- [Text section]
######

How to pick from an Array?

:information_source: Attention Topic was automatically imported from the old Question2Answer platform.
:bust_in_silhouette: Asked By John97

I want to have a variable assigned based on the value of another variable. Because the second variable can have lot of different values, instead of having a lot of if statements, if I can, I’d rather use something that checks equivalence within anywhere in an array and picks the element within that array that matches to assign to the first variable.

So “if x equals anything in array [a, b, c, d]
y = the element x is equal to”

:bust_in_silhouette: Reply From: 1234ab

while not the most performant, you can simply

for i in array:
    if x == i:
        y = x
        break

or better (this should also work afaik):

if x in array:
    y = x

I’m getting and Invalid get index error.

var A = "A" 
var B = "B"
var pdir = [A, B]
var pt

func _ready():
for i in pdir:
	if piece_type == pdir[i]:
		pt = pdir[i]
		break

John97 | 2021-04-14 16:27

oh, you can just if piece_type == i:, if you do for i in pdir then i is already the string, and not the index of the string
and also pt = i
to iterate over the indices/indexes you can write smth like for i in range(len(pdir)) but only do that imo if you need the index

1234ab | 2021-04-14 16:35

I don’t want pt to equal i, I want it to equal the index, pt = A, not pt = “A”. Variables can be made equal to variables, right?

######

- [Work to complete] Continue the forum thread about picking a matching value from an array, starting right after its last post.

- [Dataset extract]
######

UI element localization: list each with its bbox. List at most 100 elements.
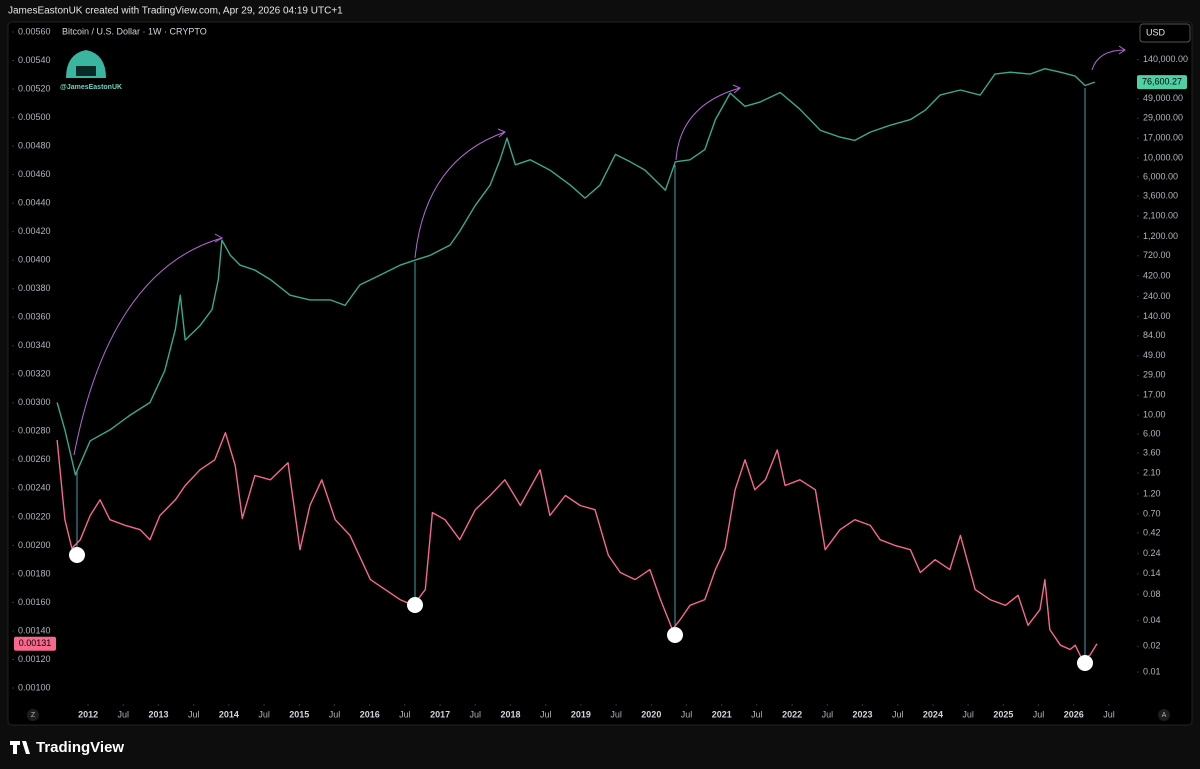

######

- [Answer to the problem]
John97 | 2021-04-14 16:42

In this case, i is not the index but the item in the array.

exuin | 2021-04-14 16:48

Variables can be made equal to variable, right?

well not really, you can either make pt equal the value of A, which is "A" (if you write pt = A) or you can make it equal to the index of "A" (in the pdir Array at least), which is 0, because pdir in reality is ["A", "B"], the A and B variables’ values are used when creating the array
if pt is 0, then you can access "A" with pdir[pt]
but if you modify A to be "C", then pdir will not be updated

you can experiment with what is what by printing it out with print(variable) but there you won’t see the "s if I recall correctly

1234ab | 2021-04-14 16:50

So you’re saying I can’t make an array of variables?

John97 | 2021-04-14 16:52

yeah, you can’t (at least until someone comes here and proves me wrong :smiley: )
but you can use pdir[0] exactly as if it was a variable

but if you modify A to be “C”, then pdir will not be updated

I’m 99% sure at least, but you can try it out

1234ab | 2021-04-14 16:56

It depends, I think. Some values are passed by reference and some by value.

The docs say:

In GDScript, only base types (int, float, string and the vector types) are passed by value to functions (value is copied). Everything else (instances, arrays, dictionaries, etc) is passed as reference. Classes that inherit Reference (the default if nothing is specified) will be freed when not used, but manual memory management is allowed too if inheriting manually from Object.

exuin | 2021-04-14 16:58

trueee (but also poolarrays are by value until Godot 4)

1234ab | 2021-04-14 17:00

Looks like I’ll have to make a million if statements to accomplish what I’m trying to then.

John97 | 2021-04-14 17:03

Let’s go after the doc writers /s

exuin | 2021-04-14 17:04

Perhaps instead of having an array of variables you can just modify the array directly? If you need names you can use a dictionary as well.

exuin | 2021-04-14 17:05

Maybe a dictionary will work. I don’t know how those work yet.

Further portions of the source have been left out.